Given task.
Tally every line of the listing where the string "Kategori" is found, and state the total alone.
### Material shown ###
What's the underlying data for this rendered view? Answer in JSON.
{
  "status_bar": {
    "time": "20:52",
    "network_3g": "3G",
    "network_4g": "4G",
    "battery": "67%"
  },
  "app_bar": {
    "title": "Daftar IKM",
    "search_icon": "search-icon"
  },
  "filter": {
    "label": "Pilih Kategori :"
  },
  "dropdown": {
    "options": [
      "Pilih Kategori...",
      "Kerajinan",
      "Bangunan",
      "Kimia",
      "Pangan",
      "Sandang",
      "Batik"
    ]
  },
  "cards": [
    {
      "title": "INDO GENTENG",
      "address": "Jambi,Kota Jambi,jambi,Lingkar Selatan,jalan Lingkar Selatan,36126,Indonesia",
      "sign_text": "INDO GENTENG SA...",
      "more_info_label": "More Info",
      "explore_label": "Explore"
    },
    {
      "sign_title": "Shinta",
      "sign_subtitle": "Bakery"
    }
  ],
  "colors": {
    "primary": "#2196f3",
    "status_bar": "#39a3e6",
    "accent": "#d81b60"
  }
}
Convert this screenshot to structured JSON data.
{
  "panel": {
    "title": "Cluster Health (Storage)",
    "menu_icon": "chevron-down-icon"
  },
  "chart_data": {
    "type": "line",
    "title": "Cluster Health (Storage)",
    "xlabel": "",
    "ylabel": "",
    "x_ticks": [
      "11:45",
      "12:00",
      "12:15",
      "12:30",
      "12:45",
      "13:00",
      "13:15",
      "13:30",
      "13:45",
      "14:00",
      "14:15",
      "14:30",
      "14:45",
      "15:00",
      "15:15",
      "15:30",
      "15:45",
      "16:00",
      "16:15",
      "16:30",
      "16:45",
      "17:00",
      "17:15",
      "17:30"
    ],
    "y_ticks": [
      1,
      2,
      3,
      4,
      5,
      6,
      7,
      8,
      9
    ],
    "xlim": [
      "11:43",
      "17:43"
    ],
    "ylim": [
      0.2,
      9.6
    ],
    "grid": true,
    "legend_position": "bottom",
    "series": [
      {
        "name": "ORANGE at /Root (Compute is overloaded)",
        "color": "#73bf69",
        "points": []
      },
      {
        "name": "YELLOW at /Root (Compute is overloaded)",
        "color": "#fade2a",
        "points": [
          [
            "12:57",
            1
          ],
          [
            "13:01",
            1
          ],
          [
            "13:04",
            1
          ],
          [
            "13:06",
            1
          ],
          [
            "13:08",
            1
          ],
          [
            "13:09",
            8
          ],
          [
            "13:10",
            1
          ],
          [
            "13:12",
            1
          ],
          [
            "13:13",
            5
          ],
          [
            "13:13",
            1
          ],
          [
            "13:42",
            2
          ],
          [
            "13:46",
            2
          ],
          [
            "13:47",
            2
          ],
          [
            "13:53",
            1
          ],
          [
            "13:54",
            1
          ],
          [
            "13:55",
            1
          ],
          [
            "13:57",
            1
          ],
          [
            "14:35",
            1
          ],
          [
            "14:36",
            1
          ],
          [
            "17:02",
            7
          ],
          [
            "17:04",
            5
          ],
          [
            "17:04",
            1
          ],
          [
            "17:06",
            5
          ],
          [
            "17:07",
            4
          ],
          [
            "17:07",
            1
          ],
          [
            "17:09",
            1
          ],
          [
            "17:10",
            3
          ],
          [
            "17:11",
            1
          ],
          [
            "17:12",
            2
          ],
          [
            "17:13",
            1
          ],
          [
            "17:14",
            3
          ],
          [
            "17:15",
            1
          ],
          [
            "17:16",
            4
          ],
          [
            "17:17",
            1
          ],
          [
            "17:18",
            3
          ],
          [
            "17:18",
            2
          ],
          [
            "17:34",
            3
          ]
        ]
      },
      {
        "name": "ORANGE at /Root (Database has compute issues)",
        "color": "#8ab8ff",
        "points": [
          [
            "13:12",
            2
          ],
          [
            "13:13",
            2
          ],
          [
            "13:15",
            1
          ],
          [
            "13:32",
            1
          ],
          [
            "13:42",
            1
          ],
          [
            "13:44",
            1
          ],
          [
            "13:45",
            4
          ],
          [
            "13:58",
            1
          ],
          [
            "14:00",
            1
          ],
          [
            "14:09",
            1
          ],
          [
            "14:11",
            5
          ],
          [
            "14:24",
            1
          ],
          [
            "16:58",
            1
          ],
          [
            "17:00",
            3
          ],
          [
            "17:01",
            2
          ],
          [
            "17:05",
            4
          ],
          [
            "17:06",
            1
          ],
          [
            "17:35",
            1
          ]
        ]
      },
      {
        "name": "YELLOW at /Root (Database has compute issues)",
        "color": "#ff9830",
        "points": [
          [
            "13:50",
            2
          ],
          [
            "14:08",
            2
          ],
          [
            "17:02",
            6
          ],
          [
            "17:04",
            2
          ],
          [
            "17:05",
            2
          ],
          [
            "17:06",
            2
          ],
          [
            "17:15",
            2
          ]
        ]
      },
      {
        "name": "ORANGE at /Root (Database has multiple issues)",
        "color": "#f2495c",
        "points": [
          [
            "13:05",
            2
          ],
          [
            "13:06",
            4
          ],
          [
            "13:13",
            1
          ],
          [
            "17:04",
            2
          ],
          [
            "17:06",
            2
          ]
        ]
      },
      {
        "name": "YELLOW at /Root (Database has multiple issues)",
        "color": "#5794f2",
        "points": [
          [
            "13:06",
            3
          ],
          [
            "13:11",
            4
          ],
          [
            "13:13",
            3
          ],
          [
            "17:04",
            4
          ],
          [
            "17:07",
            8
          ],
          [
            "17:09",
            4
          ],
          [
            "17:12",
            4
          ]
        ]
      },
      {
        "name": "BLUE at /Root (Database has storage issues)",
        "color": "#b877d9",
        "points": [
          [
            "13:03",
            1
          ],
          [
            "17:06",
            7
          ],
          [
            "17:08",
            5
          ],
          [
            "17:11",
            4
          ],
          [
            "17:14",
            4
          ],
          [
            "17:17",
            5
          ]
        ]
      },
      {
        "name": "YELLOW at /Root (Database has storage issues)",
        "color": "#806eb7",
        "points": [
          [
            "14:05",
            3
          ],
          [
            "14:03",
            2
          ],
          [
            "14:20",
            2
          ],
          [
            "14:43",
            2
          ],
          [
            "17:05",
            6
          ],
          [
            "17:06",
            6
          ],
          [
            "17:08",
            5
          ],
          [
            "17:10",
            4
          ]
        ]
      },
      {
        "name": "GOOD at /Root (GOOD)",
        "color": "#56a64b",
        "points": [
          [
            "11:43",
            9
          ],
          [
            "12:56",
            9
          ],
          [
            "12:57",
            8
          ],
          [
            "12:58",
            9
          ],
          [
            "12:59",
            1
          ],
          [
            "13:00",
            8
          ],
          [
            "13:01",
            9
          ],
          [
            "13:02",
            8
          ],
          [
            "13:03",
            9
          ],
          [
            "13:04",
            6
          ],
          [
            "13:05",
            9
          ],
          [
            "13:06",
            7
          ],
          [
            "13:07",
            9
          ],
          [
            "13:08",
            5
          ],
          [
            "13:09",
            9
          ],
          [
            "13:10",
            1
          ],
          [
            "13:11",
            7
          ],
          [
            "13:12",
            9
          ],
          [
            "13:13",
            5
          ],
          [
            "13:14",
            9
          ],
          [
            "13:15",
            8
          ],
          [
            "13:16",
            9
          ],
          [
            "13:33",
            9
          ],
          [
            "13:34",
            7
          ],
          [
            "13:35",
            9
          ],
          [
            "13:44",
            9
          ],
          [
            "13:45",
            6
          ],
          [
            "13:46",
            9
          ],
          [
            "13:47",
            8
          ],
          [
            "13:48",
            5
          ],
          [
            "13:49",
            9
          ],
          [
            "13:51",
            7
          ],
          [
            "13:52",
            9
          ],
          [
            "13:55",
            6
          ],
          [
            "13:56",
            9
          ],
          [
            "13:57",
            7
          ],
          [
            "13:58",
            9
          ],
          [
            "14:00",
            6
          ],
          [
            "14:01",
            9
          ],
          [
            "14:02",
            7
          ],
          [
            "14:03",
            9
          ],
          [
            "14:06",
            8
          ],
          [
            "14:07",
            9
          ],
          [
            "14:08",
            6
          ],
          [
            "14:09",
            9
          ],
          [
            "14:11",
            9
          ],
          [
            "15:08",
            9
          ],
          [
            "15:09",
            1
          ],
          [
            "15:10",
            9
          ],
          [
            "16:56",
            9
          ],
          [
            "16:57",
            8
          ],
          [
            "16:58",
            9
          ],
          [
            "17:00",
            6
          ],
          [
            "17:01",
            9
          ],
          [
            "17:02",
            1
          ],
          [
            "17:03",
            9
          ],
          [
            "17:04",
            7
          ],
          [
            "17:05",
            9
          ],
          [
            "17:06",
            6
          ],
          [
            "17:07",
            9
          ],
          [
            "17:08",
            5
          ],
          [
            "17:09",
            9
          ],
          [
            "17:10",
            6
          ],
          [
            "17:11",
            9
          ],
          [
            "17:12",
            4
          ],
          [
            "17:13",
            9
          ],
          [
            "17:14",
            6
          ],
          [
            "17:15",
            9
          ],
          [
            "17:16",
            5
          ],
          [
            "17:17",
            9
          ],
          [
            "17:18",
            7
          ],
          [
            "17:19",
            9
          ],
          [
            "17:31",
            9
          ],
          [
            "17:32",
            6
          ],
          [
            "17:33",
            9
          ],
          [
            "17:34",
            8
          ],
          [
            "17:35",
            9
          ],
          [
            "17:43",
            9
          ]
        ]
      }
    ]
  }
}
###
Exercise output.
2